◆ Given instruction
Below are the records; locate each line with the word "data" and copy it.

○ ○ ○ ○ ○

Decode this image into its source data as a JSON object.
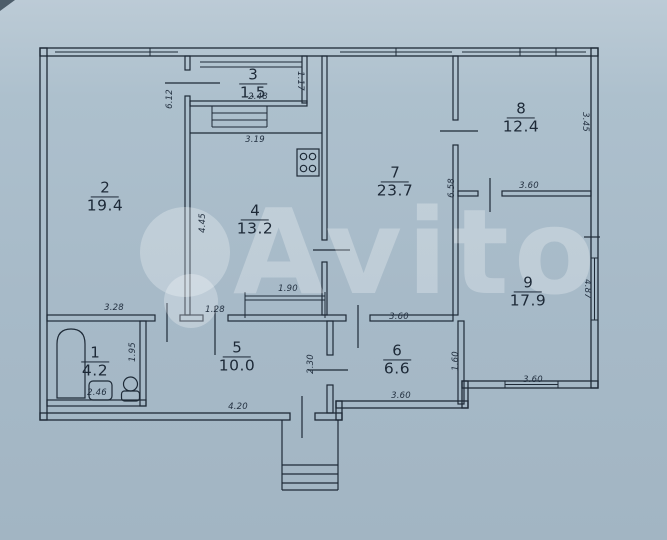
{
  "watermark": {
    "brand": "Avito",
    "color": "rgba(255,255,255,0.27)",
    "dots": [
      {
        "x": 185,
        "y": 252,
        "r": 45
      },
      {
        "x": 191,
        "y": 301,
        "r": 27
      }
    ],
    "text_x": 233,
    "text_y": 193,
    "font_size": 118
  },
  "palette": {
    "paper": "#a7bac8",
    "ink": "#1e2a37"
  },
  "rooms": [
    {
      "number": "1",
      "area": "4.2",
      "x": 95,
      "y": 361
    },
    {
      "number": "2",
      "area": "19.4",
      "x": 105,
      "y": 196
    },
    {
      "number": "3",
      "area": "1.5",
      "x": 253,
      "y": 83
    },
    {
      "number": "4",
      "area": "13.2",
      "x": 255,
      "y": 219
    },
    {
      "number": "5",
      "area": "10.0",
      "x": 237,
      "y": 356
    },
    {
      "number": "6",
      "area": "6.6",
      "x": 397,
      "y": 359
    },
    {
      "number": "7",
      "area": "23.7",
      "x": 395,
      "y": 181
    },
    {
      "number": "8",
      "area": "12.4",
      "x": 521,
      "y": 117
    },
    {
      "number": "9",
      "area": "17.9",
      "x": 528,
      "y": 291
    }
  ],
  "dimensions": {
    "horizontal": [
      {
        "text": "3.28",
        "x": 114,
        "y": 308
      },
      {
        "text": "2.46",
        "x": 97,
        "y": 393
      },
      {
        "text": "2.48",
        "x": 258,
        "y": 97
      },
      {
        "text": "3.19",
        "x": 255,
        "y": 140
      },
      {
        "text": "1.90",
        "x": 288,
        "y": 289
      },
      {
        "text": "1.28",
        "x": 215,
        "y": 310
      },
      {
        "text": "4.20",
        "x": 238,
        "y": 407
      },
      {
        "text": "3.60",
        "x": 399,
        "y": 317
      },
      {
        "text": "3.60",
        "x": 401,
        "y": 396
      },
      {
        "text": "3.60",
        "x": 529,
        "y": 186
      },
      {
        "text": "3.60",
        "x": 533,
        "y": 380
      }
    ],
    "vertical": [
      {
        "text": "6.12",
        "x": 170,
        "y": 99,
        "dir": "ccw"
      },
      {
        "text": "4.45",
        "x": 203,
        "y": 223,
        "dir": "ccw"
      },
      {
        "text": "1.95",
        "x": 133,
        "y": 352,
        "dir": "ccw"
      },
      {
        "text": "2.30",
        "x": 311,
        "y": 364,
        "dir": "ccw"
      },
      {
        "text": "6.58",
        "x": 452,
        "y": 188,
        "dir": "ccw"
      },
      {
        "text": "1.60",
        "x": 456,
        "y": 361,
        "dir": "ccw"
      },
      {
        "text": "1.17",
        "x": 300,
        "y": 81,
        "dir": "cw"
      },
      {
        "text": "3.45",
        "x": 585,
        "y": 122,
        "dir": "cw"
      },
      {
        "text": "4.87",
        "x": 587,
        "y": 289,
        "dir": "cw"
      }
    ]
  },
  "fixtures": [
    "bathtub",
    "sink",
    "toilet",
    "stove",
    "entrance-steps"
  ]
}
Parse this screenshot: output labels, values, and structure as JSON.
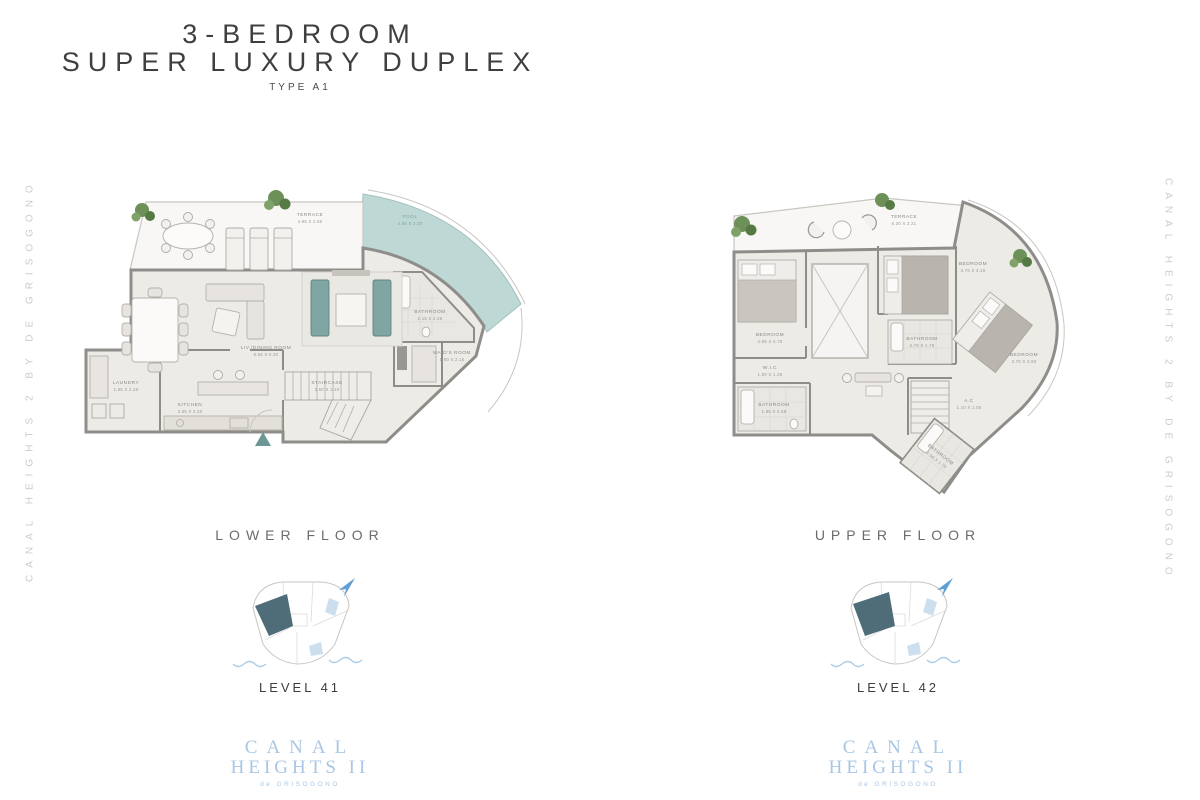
{
  "page": {
    "title_line1": "3-BEDROOM",
    "title_line2": "SUPER LUXURY DUPLEX",
    "type_label": "TYPE A1",
    "side_text_left": "CANAL HEIGHTS 2 BY DE GRISOGONO",
    "side_text_right": "CANAL HEIGHTS 2 BY DE GRISOGONO",
    "brand": {
      "line1": "CANAL",
      "line2": "HEIGHTS II",
      "line3": "de GRISOGONO"
    },
    "colors": {
      "brand_blue": "#a9c7e4",
      "pool_teal": "#bdd8d5",
      "sofa_teal": "#7fa6a2",
      "entry_teal": "#6d9795",
      "keyplan_highlight": "#4f6d78",
      "plant_green": "#6d9058"
    }
  },
  "lower_floor": {
    "caption": "LOWER FLOOR",
    "level_label": "LEVEL 41",
    "rooms": {
      "terrace": {
        "name": "TERRACE",
        "dims": "4.95 X 2.60"
      },
      "pool": {
        "name": "POOL",
        "dims": "4.55 X 2.20"
      },
      "living": {
        "name": "LIV./DINING ROOM",
        "dims": "5.56 X 5.30"
      },
      "kitchen": {
        "name": "KITCHEN",
        "dims": "3.65 X 2.20"
      },
      "laundry": {
        "name": "LAUNDRY",
        "dims": "1.95 X 2.20"
      },
      "bathroom": {
        "name": "BATHROOM",
        "dims": "2.15 X 2.26"
      },
      "maids_room": {
        "name": "MAID'S ROOM",
        "dims": "1.60 X 2.15"
      },
      "staircase": {
        "name": "STAIRCASE",
        "dims": "3.50 X 1.20"
      }
    }
  },
  "upper_floor": {
    "caption": "UPPER FLOOR",
    "level_label": "LEVEL 42",
    "rooms": {
      "terrace": {
        "name": "TERRACE",
        "dims": "6.30 X 2.21"
      },
      "bedroom_1": {
        "name": "BEDROOM",
        "dims": "2.95 X 4.78"
      },
      "bedroom_2": {
        "name": "BEDROOM",
        "dims": "3.76 X 3.19"
      },
      "bedroom_3": {
        "name": "BEDROOM",
        "dims": "3.70 X 3.80"
      },
      "bathroom_1": {
        "name": "BATHROOM",
        "dims": "1.95 X 2.58"
      },
      "bathroom_2": {
        "name": "BATHROOM",
        "dims": "2.76 X 1.78"
      },
      "bathroom_3": {
        "name": "BATHROOM",
        "dims": "2.96 X 1.79"
      },
      "wic": {
        "name": "W.I.C",
        "dims": "1.50 X 1.25"
      },
      "ac": {
        "name": "A.C",
        "dims": "1.10 X 1.05"
      }
    }
  }
}
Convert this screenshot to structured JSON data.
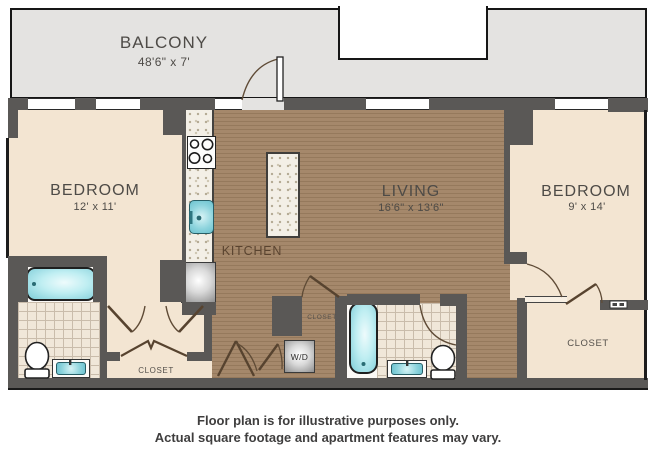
{
  "plan": {
    "balcony": {
      "label": "BALCONY",
      "dims": "48'6\" x 7'"
    },
    "bedroom_left": {
      "label": "BEDROOM",
      "dims": "12' x 11'"
    },
    "living": {
      "label": "LIVING",
      "dims": "16'6\" x 13'6\""
    },
    "bedroom_right": {
      "label": "BEDROOM",
      "dims": "9' x 14'"
    },
    "kitchen": {
      "label": "KITCHEN"
    },
    "closet_hall": {
      "label": "CLOSET"
    },
    "closet_mid": {
      "label": "CLOSET"
    },
    "closet_right": {
      "label": "CLOSET"
    },
    "washer_dryer": {
      "label": "W/D"
    }
  },
  "disclaimer": {
    "line1": "Floor plan is for illustrative purposes only.",
    "line2": "Actual square footage and apartment features may vary."
  },
  "colors": {
    "wall": "#5a5856",
    "wood_floor": "#a5886b",
    "room_cream": "#f3e5d2",
    "balcony_gray": "#e4e3e1",
    "fixture_teal": "#7fcdd8",
    "tile": "#f0e7d9"
  }
}
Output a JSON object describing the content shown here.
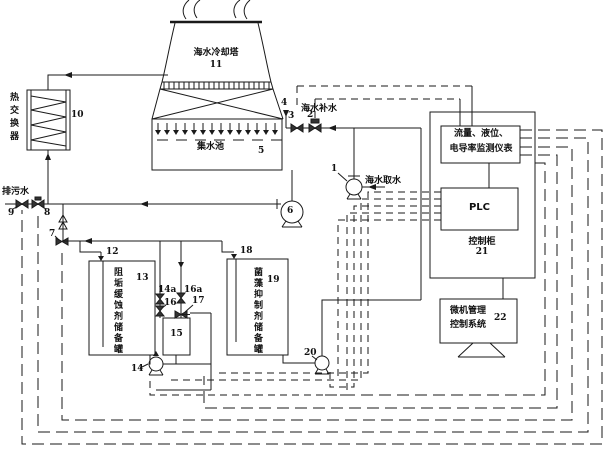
{
  "figure": {
    "type": "process-control-schematic",
    "line_color": "#1a1a1a",
    "labels": {
      "cooling_tower": "海水冷却塔",
      "cooling_tower_num": "11",
      "basin": "集水池",
      "basin_num": "5",
      "heat_exchanger": "热交换器",
      "heat_exchanger_num": "10",
      "blowdown": "排污水",
      "makeup_water": "海水补水",
      "intake_water": "海水取水",
      "inhibitor_tank": "阻垢缓蚀剂储备罐",
      "inhibitor_tank_num": "13",
      "biocide_tank": "菌藻抑制剂储备罐",
      "biocide_tank_num": "19",
      "metering_tank_num": "15",
      "instruments_line1": "流量、液位、",
      "instruments_line2": "电导率监测仪表",
      "plc": "PLC",
      "cabinet": "控制柜",
      "cabinet_num": "21",
      "computer_line1": "微机管理",
      "computer_line2": "控制系统",
      "computer_num": "22",
      "n1": "1",
      "n2": "2",
      "n3": "3",
      "n4": "4",
      "n6": "6",
      "n7": "7",
      "n8": "8",
      "n9": "9",
      "n12": "12",
      "n14": "14",
      "n14a": "14a",
      "n16": "16",
      "n16a": "16a",
      "n17": "17",
      "n18": "18",
      "n20": "20"
    }
  }
}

○ ○ ○ ○ ○

◆ Exercise solution
Decode this image into its source data as a JSON object.
Convert this screenshot to structured JSON data.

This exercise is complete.